- DIRECTION
Show every line of the entries below that contains the string "六号月球样品最新研究成果发布", copied whole.

- EXERCISE INPUTS
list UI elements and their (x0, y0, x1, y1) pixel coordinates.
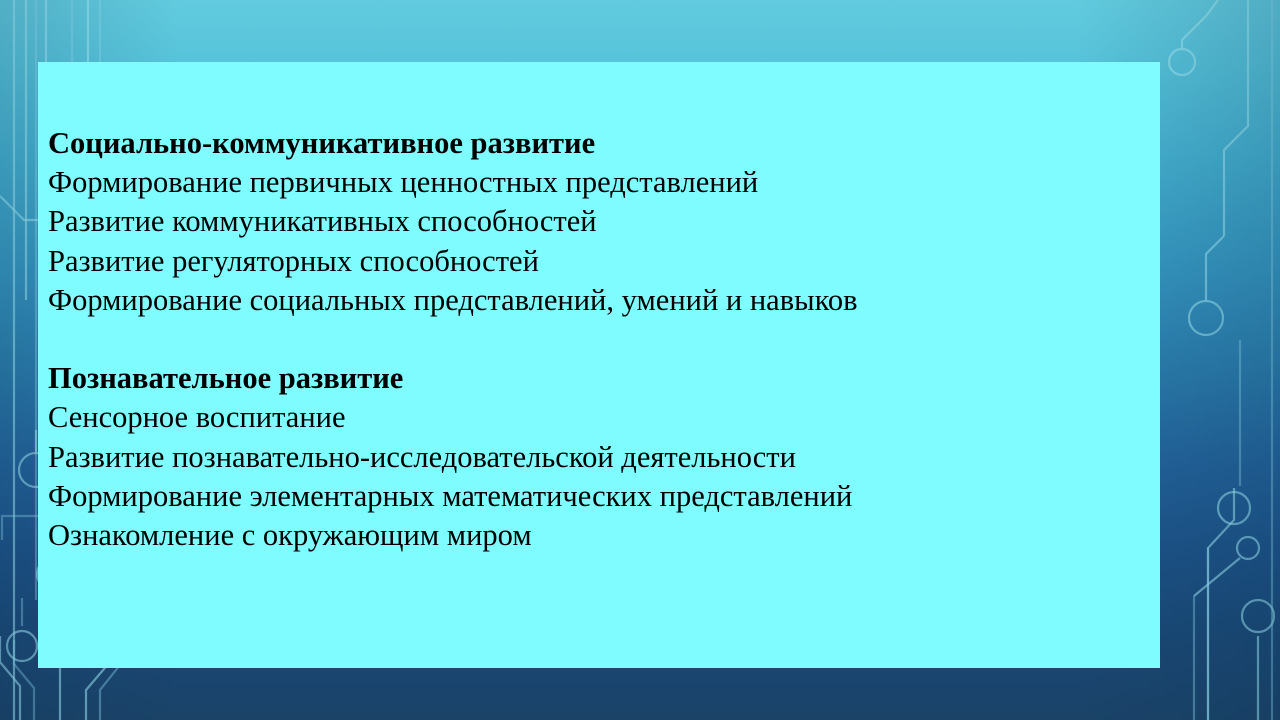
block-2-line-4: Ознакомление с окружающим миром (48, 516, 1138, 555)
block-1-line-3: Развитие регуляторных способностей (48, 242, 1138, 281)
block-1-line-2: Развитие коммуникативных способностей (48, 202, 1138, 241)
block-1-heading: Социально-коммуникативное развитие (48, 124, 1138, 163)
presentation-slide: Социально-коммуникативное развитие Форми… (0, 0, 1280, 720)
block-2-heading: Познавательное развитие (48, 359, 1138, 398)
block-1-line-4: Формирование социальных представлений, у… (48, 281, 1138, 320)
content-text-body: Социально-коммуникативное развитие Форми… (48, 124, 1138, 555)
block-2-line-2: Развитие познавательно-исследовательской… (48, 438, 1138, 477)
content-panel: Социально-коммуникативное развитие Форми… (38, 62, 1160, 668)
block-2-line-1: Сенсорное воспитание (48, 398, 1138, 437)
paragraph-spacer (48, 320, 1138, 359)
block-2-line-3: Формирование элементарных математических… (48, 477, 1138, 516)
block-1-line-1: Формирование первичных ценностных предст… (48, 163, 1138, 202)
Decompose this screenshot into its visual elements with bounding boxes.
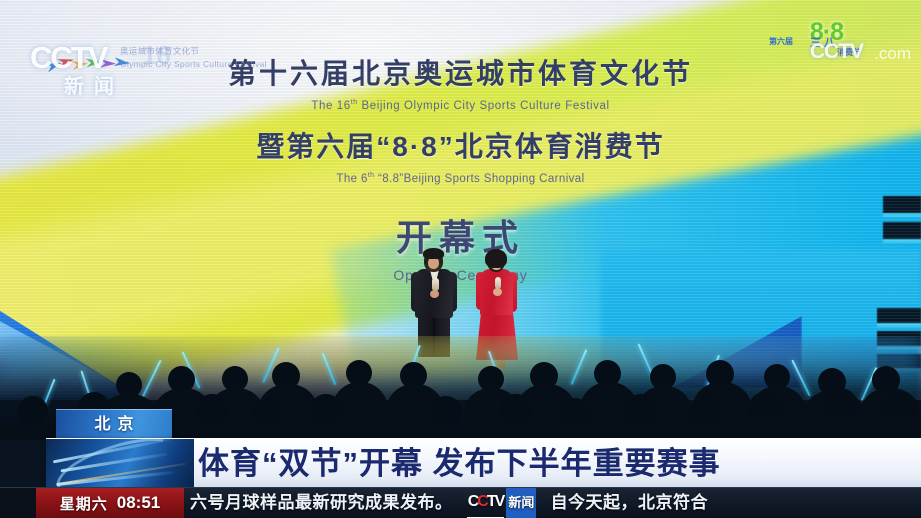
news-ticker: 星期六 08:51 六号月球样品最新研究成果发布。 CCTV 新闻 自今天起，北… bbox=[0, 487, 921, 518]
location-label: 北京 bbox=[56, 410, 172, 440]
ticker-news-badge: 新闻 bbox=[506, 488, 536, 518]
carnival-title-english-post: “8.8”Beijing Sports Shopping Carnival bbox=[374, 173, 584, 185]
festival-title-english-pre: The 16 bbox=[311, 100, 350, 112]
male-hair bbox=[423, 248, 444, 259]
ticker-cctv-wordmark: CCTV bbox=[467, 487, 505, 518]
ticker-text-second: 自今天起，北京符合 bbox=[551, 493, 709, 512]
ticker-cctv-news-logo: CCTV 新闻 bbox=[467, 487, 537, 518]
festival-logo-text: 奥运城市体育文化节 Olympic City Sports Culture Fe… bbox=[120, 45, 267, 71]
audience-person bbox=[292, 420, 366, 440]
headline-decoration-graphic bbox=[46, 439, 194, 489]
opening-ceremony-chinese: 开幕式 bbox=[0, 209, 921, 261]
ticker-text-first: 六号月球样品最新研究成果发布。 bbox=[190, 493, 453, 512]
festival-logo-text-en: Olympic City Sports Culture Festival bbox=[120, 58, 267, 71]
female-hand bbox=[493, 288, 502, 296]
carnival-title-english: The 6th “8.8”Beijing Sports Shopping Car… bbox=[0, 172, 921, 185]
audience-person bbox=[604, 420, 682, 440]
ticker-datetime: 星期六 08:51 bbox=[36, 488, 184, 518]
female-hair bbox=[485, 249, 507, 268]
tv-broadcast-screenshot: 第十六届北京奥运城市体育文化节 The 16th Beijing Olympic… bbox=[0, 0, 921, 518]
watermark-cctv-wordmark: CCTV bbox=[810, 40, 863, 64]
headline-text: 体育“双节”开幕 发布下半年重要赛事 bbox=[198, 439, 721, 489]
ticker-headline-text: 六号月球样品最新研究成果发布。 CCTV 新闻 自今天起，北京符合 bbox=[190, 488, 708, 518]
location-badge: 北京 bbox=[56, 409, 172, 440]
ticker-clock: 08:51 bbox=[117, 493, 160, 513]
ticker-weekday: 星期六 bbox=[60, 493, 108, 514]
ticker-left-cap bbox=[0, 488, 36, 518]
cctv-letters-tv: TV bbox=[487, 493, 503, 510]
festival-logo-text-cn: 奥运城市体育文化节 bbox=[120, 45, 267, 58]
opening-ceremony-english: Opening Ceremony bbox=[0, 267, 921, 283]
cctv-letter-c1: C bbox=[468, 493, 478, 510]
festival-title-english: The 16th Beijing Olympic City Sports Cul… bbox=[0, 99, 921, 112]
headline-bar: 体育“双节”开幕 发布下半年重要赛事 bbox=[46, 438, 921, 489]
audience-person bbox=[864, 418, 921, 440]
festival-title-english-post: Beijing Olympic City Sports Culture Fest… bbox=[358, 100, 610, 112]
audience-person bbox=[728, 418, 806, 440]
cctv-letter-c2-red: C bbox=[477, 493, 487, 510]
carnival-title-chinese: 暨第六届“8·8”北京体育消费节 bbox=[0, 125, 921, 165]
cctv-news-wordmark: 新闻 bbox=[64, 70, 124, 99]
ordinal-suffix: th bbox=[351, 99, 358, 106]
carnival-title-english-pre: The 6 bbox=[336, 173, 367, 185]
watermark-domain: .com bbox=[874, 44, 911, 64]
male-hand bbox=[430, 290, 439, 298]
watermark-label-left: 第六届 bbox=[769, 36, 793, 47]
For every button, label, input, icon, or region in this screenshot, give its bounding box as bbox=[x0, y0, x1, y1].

==

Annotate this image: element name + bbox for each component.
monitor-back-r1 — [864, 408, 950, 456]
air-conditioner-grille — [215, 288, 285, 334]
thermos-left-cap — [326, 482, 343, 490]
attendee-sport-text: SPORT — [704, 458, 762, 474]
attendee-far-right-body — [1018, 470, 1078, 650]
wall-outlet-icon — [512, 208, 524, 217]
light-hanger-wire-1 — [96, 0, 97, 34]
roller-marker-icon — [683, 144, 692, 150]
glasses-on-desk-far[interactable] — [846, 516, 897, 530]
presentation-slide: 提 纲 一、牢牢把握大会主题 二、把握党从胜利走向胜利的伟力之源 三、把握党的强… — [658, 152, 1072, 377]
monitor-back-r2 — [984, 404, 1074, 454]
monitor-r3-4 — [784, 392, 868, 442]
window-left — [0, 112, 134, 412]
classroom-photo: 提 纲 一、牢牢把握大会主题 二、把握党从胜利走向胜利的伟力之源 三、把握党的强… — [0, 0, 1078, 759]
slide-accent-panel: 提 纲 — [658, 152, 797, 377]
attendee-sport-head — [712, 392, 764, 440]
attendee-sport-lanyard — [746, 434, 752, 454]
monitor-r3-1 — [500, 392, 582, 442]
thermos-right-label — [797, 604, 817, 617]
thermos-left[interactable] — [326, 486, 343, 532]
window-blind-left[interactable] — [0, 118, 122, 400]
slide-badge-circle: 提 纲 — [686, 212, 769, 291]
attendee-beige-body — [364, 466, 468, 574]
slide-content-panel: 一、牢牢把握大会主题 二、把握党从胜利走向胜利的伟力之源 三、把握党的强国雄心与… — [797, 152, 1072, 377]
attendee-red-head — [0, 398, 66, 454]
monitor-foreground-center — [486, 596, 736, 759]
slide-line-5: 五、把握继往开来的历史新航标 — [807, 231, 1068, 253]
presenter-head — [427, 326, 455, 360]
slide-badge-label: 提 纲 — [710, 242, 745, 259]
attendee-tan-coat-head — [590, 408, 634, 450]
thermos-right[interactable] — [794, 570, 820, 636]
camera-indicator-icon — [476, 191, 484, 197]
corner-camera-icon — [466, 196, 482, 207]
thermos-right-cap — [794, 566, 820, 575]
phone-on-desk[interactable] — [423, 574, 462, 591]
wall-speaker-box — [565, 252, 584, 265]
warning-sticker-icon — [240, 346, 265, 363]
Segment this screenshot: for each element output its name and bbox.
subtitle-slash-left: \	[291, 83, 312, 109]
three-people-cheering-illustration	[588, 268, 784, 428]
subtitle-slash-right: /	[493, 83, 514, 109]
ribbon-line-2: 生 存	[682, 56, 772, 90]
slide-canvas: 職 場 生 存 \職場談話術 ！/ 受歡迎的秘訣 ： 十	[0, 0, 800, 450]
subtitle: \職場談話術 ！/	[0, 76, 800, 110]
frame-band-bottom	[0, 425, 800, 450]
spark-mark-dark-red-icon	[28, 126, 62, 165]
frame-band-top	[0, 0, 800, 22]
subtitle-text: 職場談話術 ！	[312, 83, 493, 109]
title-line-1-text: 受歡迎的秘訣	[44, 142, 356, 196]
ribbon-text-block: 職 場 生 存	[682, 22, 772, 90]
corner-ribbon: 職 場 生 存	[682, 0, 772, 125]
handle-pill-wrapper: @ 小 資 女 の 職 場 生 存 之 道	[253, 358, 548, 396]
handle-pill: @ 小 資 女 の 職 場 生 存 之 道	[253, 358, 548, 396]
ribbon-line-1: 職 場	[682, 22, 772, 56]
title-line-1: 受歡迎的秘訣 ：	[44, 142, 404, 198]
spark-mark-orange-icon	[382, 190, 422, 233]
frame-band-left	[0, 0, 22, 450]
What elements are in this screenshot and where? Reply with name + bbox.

- OUTPUT OF THE TASK
news-ticker: 星期六 08:51 六号月球样品最新研究成果发布。 CCTV 新闻 自今天起，北… bbox=[0, 487, 921, 518]
ticker-text-first: 六号月球样品最新研究成果发布。 bbox=[190, 493, 453, 512]
ticker-headline-text: 六号月球样品最新研究成果发布。 CCTV 新闻 自今天起，北京符合 bbox=[190, 488, 708, 518]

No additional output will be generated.